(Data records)

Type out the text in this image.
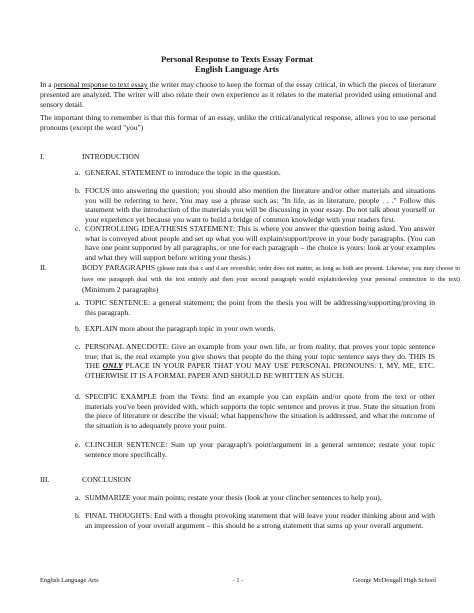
Personal Response to Texts Essay Format
English Language Arts
In a personal response to text essay the writer may choose to keep the format of the essay critical, in which the pieces of literature presented are analyzed. The writer will also relate their own experience as it relates to the material provided using emotional and sensory detail.
The important thing to remember is that this format of an essay, unlike the critical/analytical response, allows you to use personal pronouns (except the word "you")
I.	INTRODUCTION
a. GENERAL STATEMENT to introduce the topic in the question.
b. FOCUS into answering the question; you should also mention the literature and/or other materials and situations you will be referring to here. You may use a phrase such as: "In life, as in literature, people . . ." Follow this statement with the introduction of the materials you will be discussing in your essay. Do not talk about yourself or your experience yet because you want to build a bridge of common knowledge with your readers first.
c. CONTROLLING IDEA/THESIS STATEMENT: This is where you answer the question being asked. You answer what is conveyed about people and set up what you will explain/support/prove in your body paragraphs. (You can have one point supported by all paragraphs, or one for each paragraph – the choice is yours: look at your examples and what they will support before writing your thesis.)
II.	BODY PARAGRAPHS (please note that c and d are reversible; order does not matter, as long as both are present. Likewise, you may choose to have one paragraph deal with the text entirely and then your second paragraph would explain/develop your personal connection to the text) (Minimum 2 paragraphs)
a. TOPIC SENTENCE: a general statement; the point from the thesis you will be addressing/supporting/proving in this paragraph.
b. EXPLAIN more about the paragraph topic in your own words.
c. PERSONAL ANECDOTE: Give an example from your own life, or from reality, that proves your topic sentence true; that is, the real example you give shows that people do the thing your topic sentence says they do. THIS IS THE ONLY PLACE IN YOUR PAPER THAT YOU MAY USE PERSONAL PRONOUNS: I, MY, ME, ETC. OTHERWISE IT IS A FORMAL PAPER AND SHOULD BE WRITTEN AS SUCH.
d. SPECIFIC EXAMPLE from the Texts: find an example you can explain and/or quote from the text or other materials you've been provided with, which supports the topic sentence and proves it true. State the situation from the piece of literature or describe the visual; what happens/how the situation is addressed, and what the outcome of the situation is to adequately prove your point.
e. CLINCHER SENTENCE: Sum up your paragraph's point/argument in a general sentence; restate your topic sentence more specifically.
III.	CONCLUSION
a. SUMMARIZE your main points; restate your thesis (look at your clincher sentences to help you).
b. FINAL THOUGHTS: End with a thought provoking statement that will leave your reader thinking about and with an impression of your overall argument – this should be a strong statement that sums up your overall argument.
English Language Arts	- 1 -	George McDougall High School
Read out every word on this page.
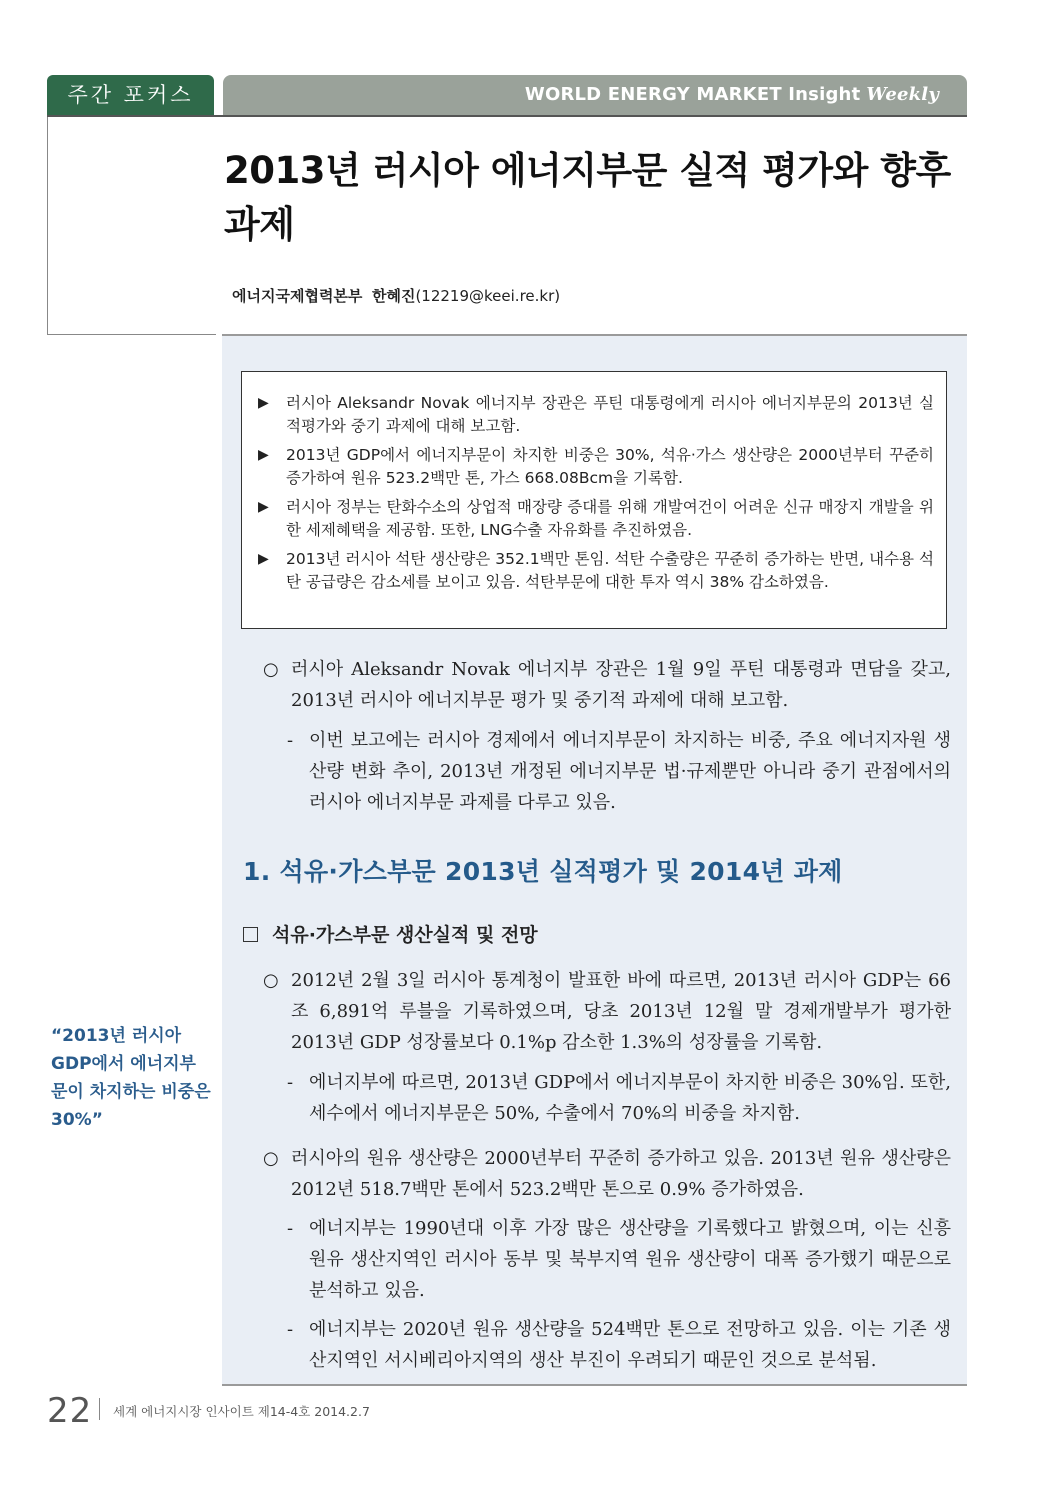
주간 포커스	WORLD ENERGY MARKET Insight Weekly
2013년 러시아 에너지부문 실적 평가와 향후 과제
에너지국제협력본부 한혜진(12219@keei.re.kr)
▶	러시아 Aleksandr Novak 에너지부 장관은 푸틴 대통령에게 러시아 에너지부문의 2013년 실적평가와 중기 과제에 대해 보고함.
▶	2013년 GDP에서 에너지부문이 차지한 비중은 30%, 석유·가스 생산량은 2000년부터 꾸준히 증가하여 원유 523.2백만 톤, 가스 668.08Bcm을 기록함.
▶	러시아 정부는 탄화수소의 상업적 매장량 증대를 위해 개발여건이 어려운 신규 매장지 개발을 위한 세제혜택을 제공함. 또한, LNG수출 자유화를 추진하였음.
▶	2013년 러시아 석탄 생산량은 352.1백만 톤임. 석탄 수출량은 꾸준히 증가하는 반면, 내수용 석탄 공급량은 감소세를 보이고 있음. 석탄부문에 대한 투자 역시 38% 감소하였음.
○ 러시아 Aleksandr Novak 에너지부 장관은 1월 9일 푸틴 대통령과 면담을 갖고, 2013년 러시아 에너지부문 평가 및 중기적 과제에 대해 보고함.
- 이번 보고에는 러시아 경제에서 에너지부문이 차지하는 비중, 주요 에너지자원 생산량 변화 추이, 2013년 개정된 에너지부문 법·규제뿐만 아니라 중기 관점에서의 러시아 에너지부문 과제를 다루고 있음.
1. 석유·가스부문 2013년 실적평가 및 2014년 과제
석유·가스부문 생산실적 및 전망
○ 2012년 2월 3일 러시아 통계청이 발표한 바에 따르면, 2013년 러시아 GDP는 66조 6,891억 루블을 기록하였으며, 당초 2013년 12월 말 경제개발부가 평가한 2013년 GDP 성장률보다 0.1%p 감소한 1.3%의 성장률을 기록함.
- 에너지부에 따르면, 2013년 GDP에서 에너지부문이 차지한 비중은 30%임. 또한, 세수에서 에너지부문은 50%, 수출에서 70%의 비중을 차지함.
○ 러시아의 원유 생산량은 2000년부터 꾸준히 증가하고 있음. 2013년 원유 생산량은 2012년 518.7백만 톤에서 523.2백만 톤으로 0.9% 증가하였음.
- 에너지부는 1990년대 이후 가장 많은 생산량을 기록했다고 밝혔으며, 이는 신흥 원유 생산지역인 러시아 동부 및 북부지역 원유 생산량이 대폭 증가했기 때문으로 분석하고 있음.
- 에너지부는 2020년 원유 생산량을 524백만 톤으로 전망하고 있음. 이는 기존 생산지역인 서시베리아지역의 생산 부진이 우려되기 때문인 것으로 분석됨.
“2013년 러시아 GDP에서 에너지부문이 차지하는 비중은 30%”
22 세계 에너지시장 인사이트 제14-4호 2014.2.7
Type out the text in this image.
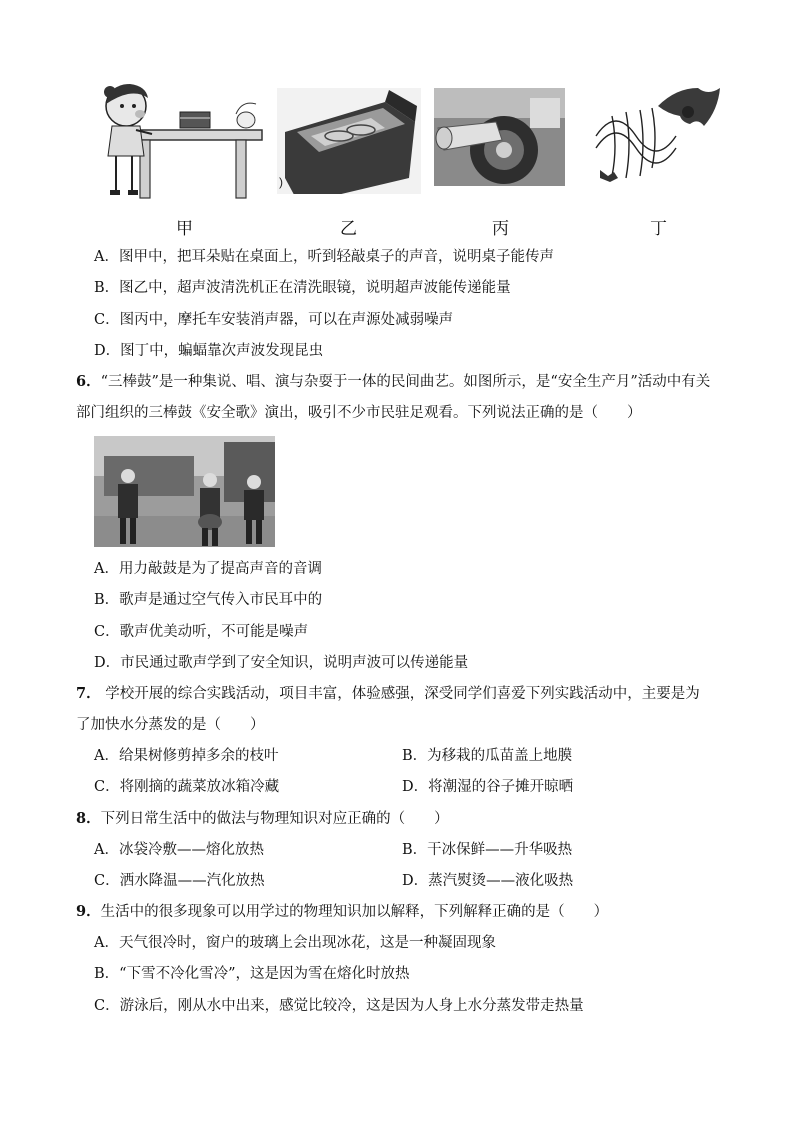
)
甲	乙	丙	丁
A．图甲中，把耳朵贴在桌面上，听到轻敲桌子的声音，说明桌子能传声
B．图乙中，超声波清洗机正在清洗眼镜，说明超声波能传递能量
C．图丙中，摩托车安装消声器，可以在声源处减弱噪声
D．图丁中，蝙蝠靠次声波发现昆虫
6．“三棒鼓”是一种集说、唱、演与杂耍于一体的民间曲艺。如图所示，是“安全生产月”活动中有关
部门组织的三棒鼓《安全歌》演出，吸引不少市民驻足观看。下列说法正确的是（　　）
A．用力敲鼓是为了提高声音的音调
B．歌声是通过空气传入市民耳中的
C．歌声优美动听，不可能是噪声
D．市民通过歌声学到了安全知识，说明声波可以传递能量
7． 学校开展的综合实践活动，项目丰富，体验感强，深受同学们喜爱下列实践活动中，主要是为
了加快水分蒸发的是（　　）
A．给果树修剪掉多余的枝叶	B．为移栽的瓜苗盖上地膜
C．将刚摘的蔬菜放冰箱冷藏	D．将潮湿的谷子摊开晾晒
8．下列日常生活中的做法与物理知识对应正确的（　　）
A．冰袋冷敷——熔化放热	B．干冰保鲜——升华吸热
C．洒水降温——汽化放热	D．蒸汽熨烫——液化吸热
9．生活中的很多现象可以用学过的物理知识加以解释，下列解释正确的是（　　）
A．天气很冷时，窗户的玻璃上会出现冰花，这是一种凝固现象
B．“下雪不冷化雪冷”，这是因为雪在熔化时放热
C．游泳后，刚从水中出来，感觉比较冷，这是因为人身上水分蒸发带走热量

→ **Challenge**:
Pull out each line of the listing that holds the string "more".

→ **Completed task**:
b. EXPLAIN more about the paragraph topic in your own words.
e. CLINCHER SENTENCE: Sum up your paragraph's point/argument in a general sentence; restate your topic sentence more specifically.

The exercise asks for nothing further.